— Start of Material provided —

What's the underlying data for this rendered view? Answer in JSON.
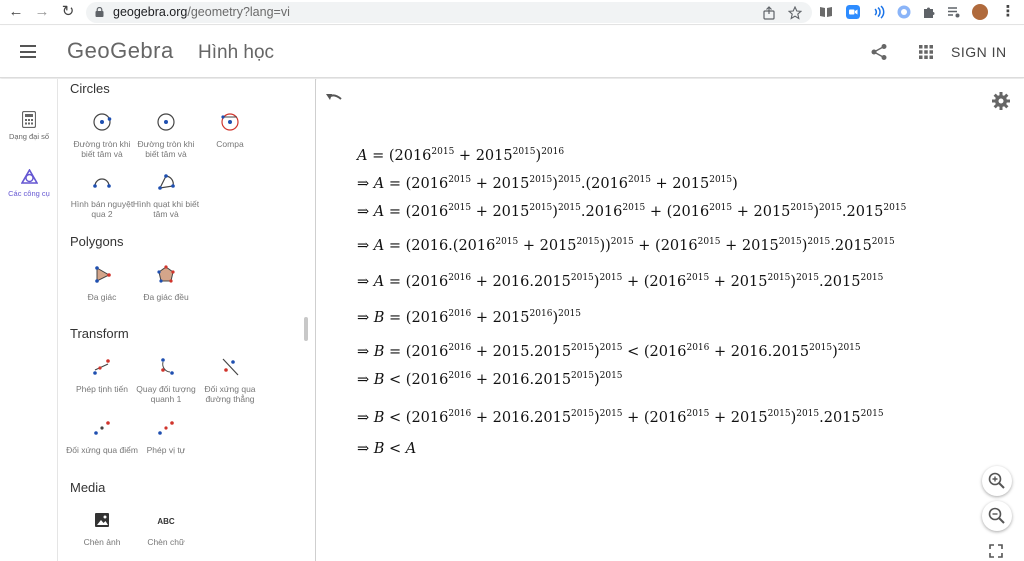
{
  "browser": {
    "url_host": "geogebra.org",
    "url_path": "/geometry?lang=vi"
  },
  "header": {
    "logo": "GeoGebra",
    "title": "Hình học",
    "signin": "SIGN IN"
  },
  "rail": {
    "items": [
      {
        "label": "Dạng đại số",
        "icon": "calculator-icon"
      },
      {
        "label": "Các công cụ",
        "icon": "tools-icon"
      }
    ]
  },
  "tools": {
    "categories": {
      "circles": "Circles",
      "polygons": "Polygons",
      "transform": "Transform",
      "media": "Media"
    },
    "circles": [
      {
        "label": "Đường tròn khi biết tâm và",
        "icon": "circle-center-point-icon"
      },
      {
        "label": "Đường tròn khi biết tâm và",
        "icon": "circle-center-radius-icon"
      },
      {
        "label": "Compa",
        "icon": "compass-icon"
      },
      {
        "label": "Hình bán nguyệt qua 2",
        "icon": "semicircle-icon"
      },
      {
        "label": "Hình quạt khi biết tâm và",
        "icon": "circular-sector-icon"
      }
    ],
    "polygons": [
      {
        "label": "Đa giác",
        "icon": "polygon-icon"
      },
      {
        "label": "Đa giác đều",
        "icon": "regular-polygon-icon"
      }
    ],
    "transform": [
      {
        "label": "Phép tịnh tiến",
        "icon": "translate-icon"
      },
      {
        "label": "Quay đối tượng quanh 1",
        "icon": "rotate-around-point-icon"
      },
      {
        "label": "Đối xứng qua đường thẳng",
        "icon": "reflect-line-icon"
      },
      {
        "label": "Đối xứng qua điểm",
        "icon": "reflect-point-icon"
      },
      {
        "label": "Phép vị tự",
        "icon": "dilate-icon"
      }
    ],
    "media": [
      {
        "label": "Chèn ảnh",
        "icon": "image-icon"
      },
      {
        "label": "Chèn chữ",
        "icon": "text-icon"
      }
    ]
  },
  "colors": {
    "accent": "#6557d2",
    "point_blue": "#1f4fb0",
    "point_red": "#d0342c",
    "polygon_fill": "#d4a58a"
  }
}
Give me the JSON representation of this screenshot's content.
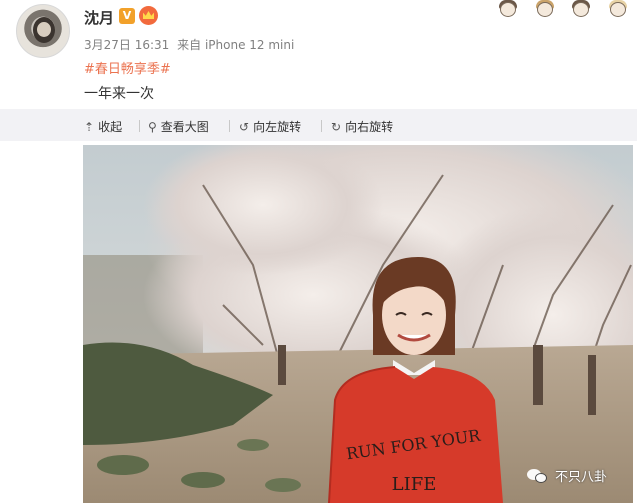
{
  "post": {
    "username": "沈月",
    "verified_badge": "V",
    "date": "3月27日 16:31",
    "source": "来自 iPhone 12 mini",
    "hashtag": "#春日畅享季#",
    "text": "一年来一次"
  },
  "toolbar": {
    "collapse": {
      "icon": "up-arrow-icon",
      "label": "收起"
    },
    "view_large": {
      "icon": "search-icon",
      "label": "查看大图"
    },
    "rotate_left": {
      "icon": "rotate-left-icon",
      "label": "向左旋转"
    },
    "rotate_right": {
      "icon": "rotate-right-icon",
      "label": "向右旋转"
    }
  },
  "photo": {
    "sweater_text_line1": "RUN FOR YOUR",
    "sweater_text_line2": "LIFE"
  },
  "watermark": {
    "text": "不只八卦"
  },
  "colors": {
    "hashtag": "#eb7350",
    "toolbar_bg": "#f2f2f5",
    "badge_v": "#f2a12a",
    "sweater": "#d63a2a"
  }
}
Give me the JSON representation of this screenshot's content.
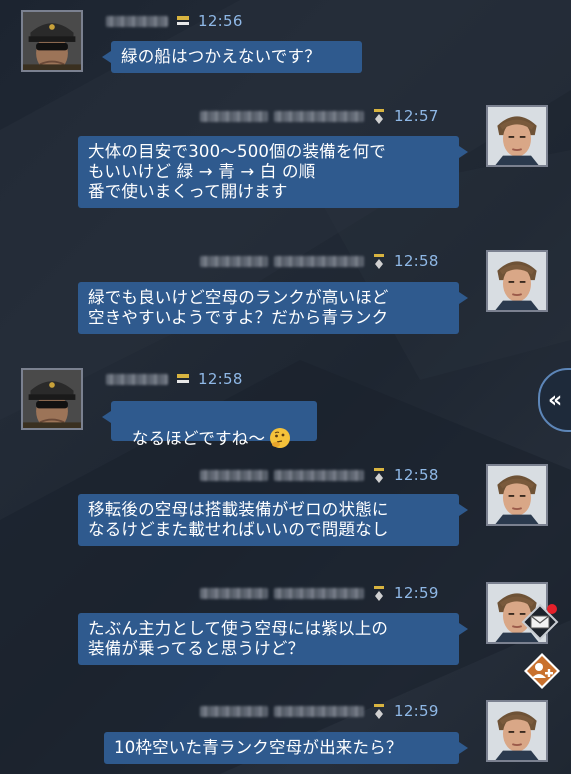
{
  "messages": [
    {
      "side": "left",
      "sender": "commander",
      "time": "12:56",
      "lines": "緑の船はつかえないです？"
    },
    {
      "side": "right",
      "sender": "player",
      "time": "12:57",
      "lines": "大体の目安で300～500個の装備を何で\nもいいけど 緑 → 青 → 白 の順\n番で使いまくって開けます"
    },
    {
      "side": "right",
      "sender": "player",
      "time": "12:58",
      "lines": "緑でも良いけど空母のランクが高いほど\n空きやすいようですよ？だから青ランク"
    },
    {
      "side": "left",
      "sender": "commander",
      "time": "12:58",
      "lines": "なるほどですね～"
    },
    {
      "side": "right",
      "sender": "player",
      "time": "12:58",
      "lines": "移転後の空母は搭載装備がゼロの状態に\nなるけどまた載せればいいので問題なし"
    },
    {
      "side": "right",
      "sender": "player",
      "time": "12:59",
      "lines": "たぶん主力として使う空母には紫以上の\n装備が乗ってると思うけど？"
    },
    {
      "side": "right",
      "sender": "player",
      "time": "12:59",
      "lines": "10枠空いた青ランク空母が出来たら？"
    }
  ],
  "emoji": {
    "name": "thinking-face-icon"
  },
  "side_tab": {
    "icon": "double-chevron-left-icon",
    "label": "«"
  },
  "floating_buttons": [
    {
      "name": "mail-notification-icon"
    },
    {
      "name": "add-friend-icon"
    }
  ],
  "colors": {
    "bubble": "#2f5a8e",
    "time_text": "#8fb8e6",
    "background": "#1f2732",
    "notification_dot": "#e5202a",
    "friend_button": "#c9712e"
  }
}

— End of Material provided —

__Given request__
Make an exact copy of the listing above. Do not include the pictures.

__Solved problem__
What's the underlying data for this rendered view? Answer in JSON.
{
  "browser": {
    "url_host": "geogebra.org",
    "url_path": "/geometry?lang=vi"
  },
  "header": {
    "logo": "GeoGebra",
    "title": "Hình học",
    "signin": "SIGN IN"
  },
  "rail": {
    "items": [
      {
        "label": "Dạng đại số",
        "icon": "calculator-icon"
      },
      {
        "label": "Các công cụ",
        "icon": "tools-icon"
      }
    ]
  },
  "tools": {
    "categories": {
      "circles": "Circles",
      "polygons": "Polygons",
      "transform": "Transform",
      "media": "Media"
    },
    "circles": [
      {
        "label": "Đường tròn khi biết tâm và",
        "icon": "circle-center-point-icon"
      },
      {
        "label": "Đường tròn khi biết tâm và",
        "icon": "circle-center-radius-icon"
      },
      {
        "label": "Compa",
        "icon": "compass-icon"
      },
      {
        "label": "Hình bán nguyệt qua 2",
        "icon": "semicircle-icon"
      },
      {
        "label": "Hình quạt khi biết tâm và",
        "icon": "circular-sector-icon"
      }
    ],
    "polygons": [
      {
        "label": "Đa giác",
        "icon": "polygon-icon"
      },
      {
        "label": "Đa giác đều",
        "icon": "regular-polygon-icon"
      }
    ],
    "transform": [
      {
        "label": "Phép tịnh tiến",
        "icon": "translate-icon"
      },
      {
        "label": "Quay đối tượng quanh 1",
        "icon": "rotate-around-point-icon"
      },
      {
        "label": "Đối xứng qua đường thẳng",
        "icon": "reflect-line-icon"
      },
      {
        "label": "Đối xứng qua điểm",
        "icon": "reflect-point-icon"
      },
      {
        "label": "Phép vị tự",
        "icon": "dilate-icon"
      }
    ],
    "media": [
      {
        "label": "Chèn ảnh",
        "icon": "image-icon"
      },
      {
        "label": "Chèn chữ",
        "icon": "text-icon"
      }
    ]
  },
  "colors": {
    "accent": "#6557d2",
    "point_blue": "#1f4fb0",
    "point_red": "#d0342c",
    "polygon_fill": "#d4a58a"
  }
}
Give me the JSON representation of this screenshot's content.
{
  "post": {
    "username": "沈月",
    "verified_badge": "V",
    "date": "3月27日 16:31",
    "source": "来自 iPhone 12 mini",
    "hashtag": "#春日畅享季#",
    "text": "一年来一次"
  },
  "toolbar": {
    "collapse": {
      "icon": "up-arrow-icon",
      "label": "收起"
    },
    "view_large": {
      "icon": "search-icon",
      "label": "查看大图"
    },
    "rotate_left": {
      "icon": "rotate-left-icon",
      "label": "向左旋转"
    },
    "rotate_right": {
      "icon": "rotate-right-icon",
      "label": "向右旋转"
    }
  },
  "photo": {
    "sweater_text_line1": "RUN FOR YOUR",
    "sweater_text_line2": "LIFE"
  },
  "watermark": {
    "text": "不只八卦"
  },
  "colors": {
    "hashtag": "#eb7350",
    "toolbar_bg": "#f2f2f5",
    "badge_v": "#f2a12a",
    "sweater": "#d63a2a"
  }
}
Give me the JSON representation of this screenshot's content.
{
  "messages": [
    {
      "side": "left",
      "sender": "commander",
      "time": "12:56",
      "lines": "緑の船はつかえないです？"
    },
    {
      "side": "right",
      "sender": "player",
      "time": "12:57",
      "lines": "大体の目安で300～500個の装備を何で\nもいいけど 緑 → 青 → 白 の順\n番で使いまくって開けます"
    },
    {
      "side": "right",
      "sender": "player",
      "time": "12:58",
      "lines": "緑でも良いけど空母のランクが高いほど\n空きやすいようですよ？だから青ランク"
    },
    {
      "side": "left",
      "sender": "commander",
      "time": "12:58",
      "lines": "なるほどですね～"
    },
    {
      "side": "right",
      "sender": "player",
      "time": "12:58",
      "lines": "移転後の空母は搭載装備がゼロの状態に\nなるけどまた載せればいいので問題なし"
    },
    {
      "side": "right",
      "sender": "player",
      "time": "12:59",
      "lines": "たぶん主力として使う空母には紫以上の\n装備が乗ってると思うけど？"
    },
    {
      "side": "right",
      "sender": "player",
      "time": "12:59",
      "lines": "10枠空いた青ランク空母が出来たら？"
    }
  ],
  "emoji": {
    "name": "thinking-face-icon"
  },
  "side_tab": {
    "icon": "double-chevron-left-icon",
    "label": "«"
  },
  "floating_buttons": [
    {
      "name": "mail-notification-icon"
    },
    {
      "name": "add-friend-icon"
    }
  ],
  "colors": {
    "bubble": "#2f5a8e",
    "time_text": "#8fb8e6",
    "background": "#1f2732",
    "notification_dot": "#e5202a",
    "friend_button": "#c9712e"
  }
}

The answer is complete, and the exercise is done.